Reproduce every line of the material below verbatim, without changing anything.

[Element location data]
_ _ _

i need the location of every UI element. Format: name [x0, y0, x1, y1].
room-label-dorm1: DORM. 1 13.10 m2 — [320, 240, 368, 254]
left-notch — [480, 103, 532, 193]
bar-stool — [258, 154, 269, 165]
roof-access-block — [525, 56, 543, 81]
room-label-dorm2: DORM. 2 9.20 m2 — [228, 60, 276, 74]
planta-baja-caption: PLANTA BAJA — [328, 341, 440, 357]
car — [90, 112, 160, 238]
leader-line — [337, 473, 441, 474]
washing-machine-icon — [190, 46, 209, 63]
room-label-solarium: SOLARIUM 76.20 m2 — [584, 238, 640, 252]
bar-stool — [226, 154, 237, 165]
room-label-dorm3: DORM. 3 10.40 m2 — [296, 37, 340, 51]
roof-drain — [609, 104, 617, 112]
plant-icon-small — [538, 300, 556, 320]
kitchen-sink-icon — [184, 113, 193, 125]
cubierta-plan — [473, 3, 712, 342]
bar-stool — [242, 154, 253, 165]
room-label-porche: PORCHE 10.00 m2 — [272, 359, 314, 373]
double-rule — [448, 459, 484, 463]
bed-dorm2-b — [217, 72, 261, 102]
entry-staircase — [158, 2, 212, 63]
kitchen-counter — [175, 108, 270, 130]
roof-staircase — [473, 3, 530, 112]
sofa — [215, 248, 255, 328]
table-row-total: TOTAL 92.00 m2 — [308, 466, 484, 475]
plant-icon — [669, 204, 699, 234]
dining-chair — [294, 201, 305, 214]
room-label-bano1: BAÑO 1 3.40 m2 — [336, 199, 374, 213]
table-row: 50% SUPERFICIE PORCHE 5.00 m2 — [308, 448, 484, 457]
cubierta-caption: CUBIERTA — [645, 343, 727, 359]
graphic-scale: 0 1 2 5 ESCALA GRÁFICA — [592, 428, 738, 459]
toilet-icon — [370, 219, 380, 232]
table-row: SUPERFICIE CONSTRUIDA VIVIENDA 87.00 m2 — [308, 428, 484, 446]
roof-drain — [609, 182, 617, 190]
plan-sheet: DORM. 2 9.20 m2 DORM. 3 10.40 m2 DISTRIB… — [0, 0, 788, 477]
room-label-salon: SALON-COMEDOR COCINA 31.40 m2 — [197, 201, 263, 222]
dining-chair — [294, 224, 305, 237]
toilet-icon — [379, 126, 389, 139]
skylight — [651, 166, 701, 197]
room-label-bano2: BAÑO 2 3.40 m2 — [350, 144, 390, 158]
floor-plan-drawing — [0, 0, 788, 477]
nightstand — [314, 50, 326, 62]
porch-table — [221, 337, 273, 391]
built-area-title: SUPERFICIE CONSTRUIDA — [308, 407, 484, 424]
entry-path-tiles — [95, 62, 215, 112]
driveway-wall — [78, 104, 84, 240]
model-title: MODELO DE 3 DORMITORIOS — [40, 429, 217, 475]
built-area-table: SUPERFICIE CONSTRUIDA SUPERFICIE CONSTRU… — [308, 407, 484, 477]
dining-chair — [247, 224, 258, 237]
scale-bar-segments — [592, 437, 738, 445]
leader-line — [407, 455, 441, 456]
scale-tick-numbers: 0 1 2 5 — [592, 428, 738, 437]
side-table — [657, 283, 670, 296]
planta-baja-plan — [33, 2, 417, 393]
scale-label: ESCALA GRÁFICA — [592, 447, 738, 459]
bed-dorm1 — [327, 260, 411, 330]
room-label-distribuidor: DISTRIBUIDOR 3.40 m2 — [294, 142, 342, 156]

_ _ _

## PROBLEM SOLUTION
i need the location of every UI element. Format: name [x0, y0, x1, y1].
room-label-dorm1: DORM. 1 13.10 m2 — [320, 240, 368, 254]
left-notch — [480, 103, 532, 193]
bar-stool — [258, 154, 269, 165]
roof-access-block — [525, 56, 543, 81]
room-label-dorm2: DORM. 2 9.20 m2 — [228, 60, 276, 74]
planta-baja-caption: PLANTA BAJA — [328, 341, 440, 357]
car — [90, 112, 160, 238]
leader-line — [337, 473, 441, 474]
washing-machine-icon — [190, 46, 209, 63]
room-label-solarium: SOLARIUM 76.20 m2 — [584, 238, 640, 252]
bar-stool — [226, 154, 237, 165]
room-label-dorm3: DORM. 3 10.40 m2 — [296, 37, 340, 51]
roof-drain — [609, 104, 617, 112]
plant-icon-small — [538, 300, 556, 320]
kitchen-sink-icon — [184, 113, 193, 125]
cubierta-plan — [473, 3, 712, 342]
bar-stool — [242, 154, 253, 165]
room-label-porche: PORCHE 10.00 m2 — [272, 359, 314, 373]
double-rule — [448, 459, 484, 463]
bed-dorm2-b — [217, 72, 261, 102]
entry-staircase — [158, 2, 212, 63]
kitchen-counter — [175, 108, 270, 130]
roof-staircase — [473, 3, 530, 112]
sofa — [215, 248, 255, 328]
table-row-total: TOTAL 92.00 m2 — [308, 466, 484, 475]
plant-icon — [669, 204, 699, 234]
dining-chair — [294, 201, 305, 214]
room-label-bano1: BAÑO 1 3.40 m2 — [336, 199, 374, 213]
table-row: 50% SUPERFICIE PORCHE 5.00 m2 — [308, 448, 484, 457]
cubierta-caption: CUBIERTA — [645, 343, 727, 359]
graphic-scale: 0 1 2 5 ESCALA GRÁFICA — [592, 428, 738, 459]
toilet-icon — [370, 219, 380, 232]
table-row: SUPERFICIE CONSTRUIDA VIVIENDA 87.00 m2 — [308, 428, 484, 446]
roof-drain — [609, 182, 617, 190]
plan-sheet: DORM. 2 9.20 m2 DORM. 3 10.40 m2 DISTRIB… — [0, 0, 788, 477]
room-label-salon: SALON-COMEDOR COCINA 31.40 m2 — [197, 201, 263, 222]
dining-chair — [294, 224, 305, 237]
toilet-icon — [379, 126, 389, 139]
skylight — [651, 166, 701, 197]
room-label-bano2: BAÑO 2 3.40 m2 — [350, 144, 390, 158]
floor-plan-drawing — [0, 0, 788, 477]
nightstand — [314, 50, 326, 62]
porch-table — [221, 337, 273, 391]
built-area-title: SUPERFICIE CONSTRUIDA — [308, 407, 484, 424]
entry-path-tiles — [95, 62, 215, 112]
driveway-wall — [78, 104, 84, 240]
model-title: MODELO DE 3 DORMITORIOS — [40, 429, 217, 475]
built-area-table: SUPERFICIE CONSTRUIDA SUPERFICIE CONSTRU… — [308, 407, 484, 477]
dining-chair — [247, 224, 258, 237]
scale-bar-segments — [592, 437, 738, 445]
leader-line — [407, 455, 441, 456]
scale-tick-numbers: 0 1 2 5 — [592, 428, 738, 437]
side-table — [657, 283, 670, 296]
planta-baja-plan — [33, 2, 417, 393]
scale-label: ESCALA GRÁFICA — [592, 447, 738, 459]
bed-dorm1 — [327, 260, 411, 330]
room-label-distribuidor: DISTRIBUIDOR 3.40 m2 — [294, 142, 342, 156]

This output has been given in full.